[Data records]
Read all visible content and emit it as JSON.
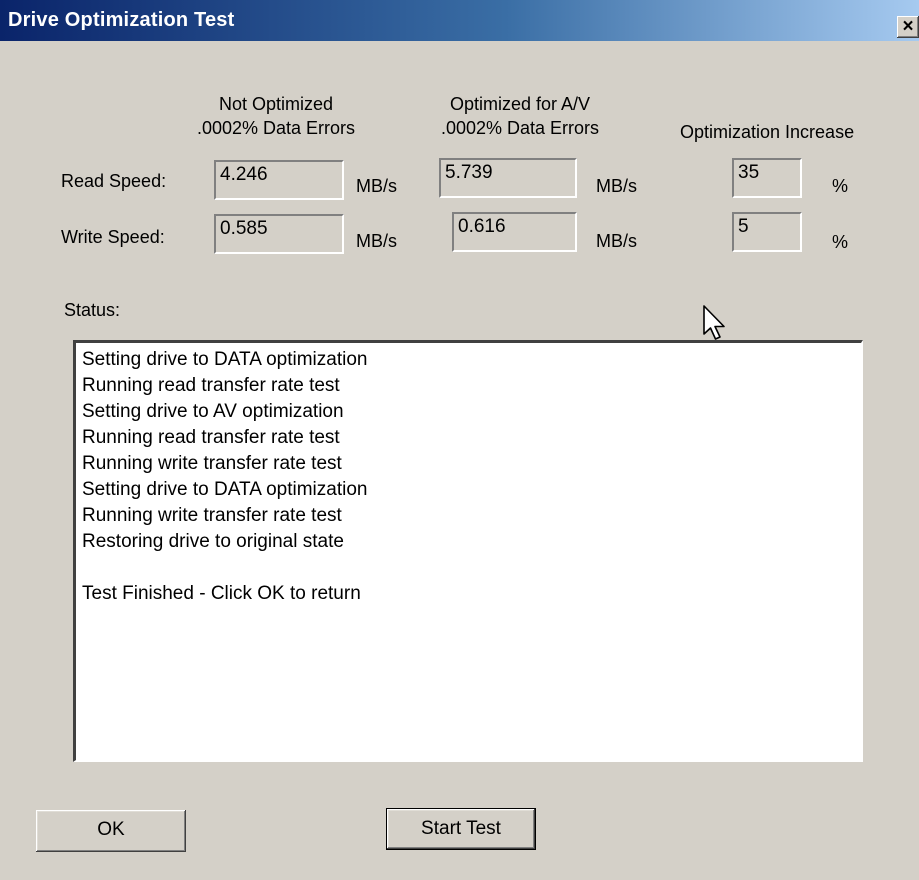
{
  "window": {
    "title": "Drive Optimization Test",
    "close_glyph": "×"
  },
  "headers": {
    "not_optimized": "Not Optimized",
    "not_optimized_sub": ".0002% Data Errors",
    "optimized": "Optimized for A/V",
    "optimized_sub": ".0002% Data Errors",
    "increase": "Optimization Increase"
  },
  "rows": {
    "read": {
      "label": "Read Speed:",
      "not_optimized": "4.246",
      "optimized": "5.739",
      "increase": "35"
    },
    "write": {
      "label": "Write Speed:",
      "not_optimized": "0.585",
      "optimized": "0.616",
      "increase": "5"
    }
  },
  "units": {
    "speed": "MB/s",
    "percent": "%"
  },
  "status": {
    "label": "Status:",
    "lines": [
      "Setting drive to DATA optimization",
      "Running read transfer rate test",
      "Setting drive to AV optimization",
      "Running read transfer rate test",
      "Running write transfer rate test",
      "Setting drive to DATA optimization",
      "Running write transfer rate test",
      "Restoring drive to original state",
      "",
      "Test Finished - Click OK to return"
    ]
  },
  "buttons": {
    "ok": "OK",
    "start_test": "Start Test"
  },
  "icons": {
    "cursor": "mouse-pointer-icon"
  }
}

:: Task details ::
Repeat each entry exactly as given; no pictures belong in the copy.

:: Answer to this exercise ::
Read all visible content and emit it as JSON.
{
  "window": {
    "title": "Drive Optimization Test",
    "close_glyph": "×"
  },
  "headers": {
    "not_optimized": "Not Optimized",
    "not_optimized_sub": ".0002% Data Errors",
    "optimized": "Optimized for A/V",
    "optimized_sub": ".0002% Data Errors",
    "increase": "Optimization Increase"
  },
  "rows": {
    "read": {
      "label": "Read Speed:",
      "not_optimized": "4.246",
      "optimized": "5.739",
      "increase": "35"
    },
    "write": {
      "label": "Write Speed:",
      "not_optimized": "0.585",
      "optimized": "0.616",
      "increase": "5"
    }
  },
  "units": {
    "speed": "MB/s",
    "percent": "%"
  },
  "status": {
    "label": "Status:",
    "lines": [
      "Setting drive to DATA optimization",
      "Running read transfer rate test",
      "Setting drive to AV optimization",
      "Running read transfer rate test",
      "Running write transfer rate test",
      "Setting drive to DATA optimization",
      "Running write transfer rate test",
      "Restoring drive to original state",
      "",
      "Test Finished - Click OK to return"
    ]
  },
  "buttons": {
    "ok": "OK",
    "start_test": "Start Test"
  },
  "icons": {
    "cursor": "mouse-pointer-icon"
  }
}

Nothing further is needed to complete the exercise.